Work to do: Using the data below, tally the lines that include the string "Programa". Only the number is wanted.

Extracted data entries:

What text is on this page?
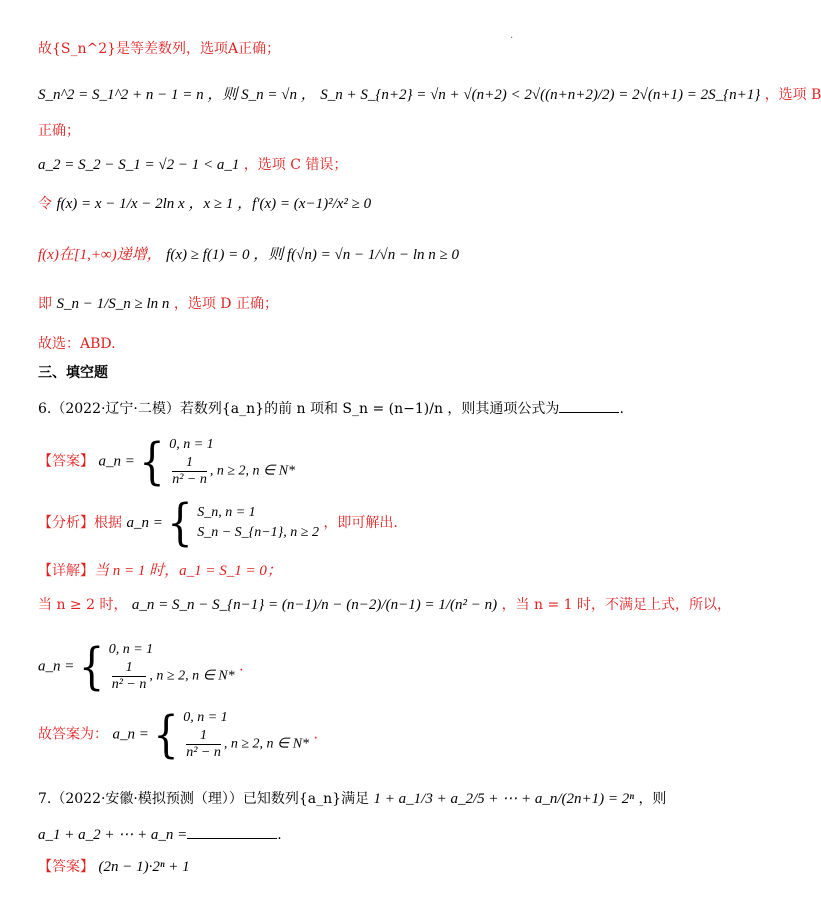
.
故{S_n^2}是等差数列，选项A正确；
S_n^2 = S_1^2 + n − 1 = n ，则 S_n = √n ， S_n + S_{n+2} = √n + √(n+2) < 2√((n+n+2)/2) = 2√(n+1) = 2S_{n+1} ，选项 B
正确；
a_2 = S_2 − S_1 = √2 − 1 < a_1 ，选项 C 错误；
令 f(x) = x − 1/x − 2ln x ，x ≥ 1 ，f′(x) = (x−1)²/x² ≥ 0
f(x)在[1,+∞)递增， f(x) ≥ f(1) = 0 ，则 f(√n) = √n − 1/√n − ln n ≥ 0
即 S_n − 1/S_n ≥ ln n ，选项 D 正确；
故选：ABD.
三、填空题
6.（2022·辽宁·二模）若数列{a_n}的前 n 项和 S_n = (n−1)/n ，则其通项公式为	.
【答案】 a_n = { 0, n = 1
$\frac{1}{\text{n² − n}}$ , n ≥ 2, n ∈ N*
【分析】根据 a_n = { S_n, n = 1
S_n − S_{n−1}, n ≥ 2
，即可解出.
【详解】当 n = 1 时，a_1 = S_1 = 0；
当 n ≥ 2 时， a_n = S_n − S_{n−1} = (n−1)/n − (n−2)/(n−1) = 1/(n² − n) ，当 n = 1 时，不满足上式，所以，
a_n = { 0, n = 1
$\frac{1}{\text{n² − n}}$ , n ≥ 2, n ∈ N*
.
故答案为： a_n = { 0, n = 1
$\frac{1}{\text{n² − n}}$ , n ≥ 2, n ∈ N*
.
7.（2022·安徽·模拟预测（理））已知数列{a_n}满足 1 + a_1/3 + a_2/5 + ⋯ + a_n/(2n+1) = 2ⁿ ，则
a_1 + a_2 + ⋯ + a_n =	.
【答案】 (2n − 1)·2ⁿ + 1
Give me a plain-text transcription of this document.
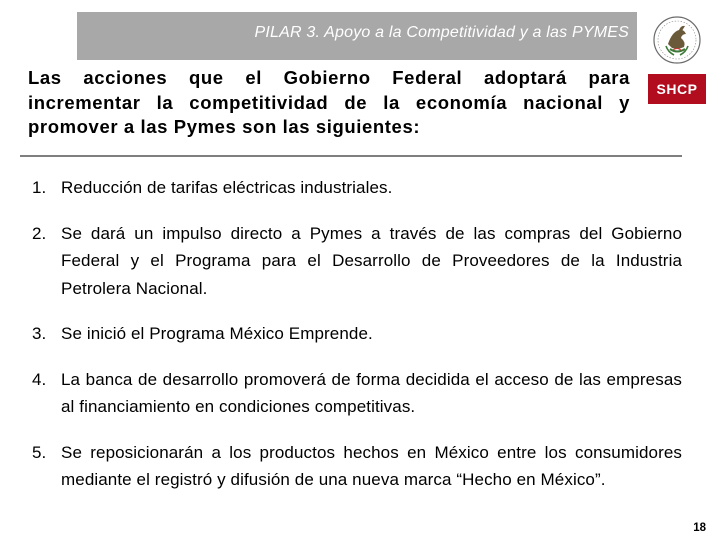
PILAR 3. Apoyo a la Competitividad y a las PYMES
SHCP
Las acciones que el Gobierno Federal adoptará para incrementar la competitividad de la economía nacional y promover a las Pymes son las siguientes:
1. Reducción de tarifas eléctricas industriales.
2. Se dará un impulso directo a Pymes a través de las compras del Gobierno Federal y el Programa para el Desarrollo de Proveedores de la Industria Petrolera Nacional.
3. Se inició el Programa México Emprende.
4. La banca de desarrollo promoverá de forma decidida el acceso de las empresas al financiamiento en condiciones competitivas.
5. Se reposicionarán a los productos hechos en México entre los consumidores mediante el registró y difusión de una nueva marca “Hecho en México”.
18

Written reply: 2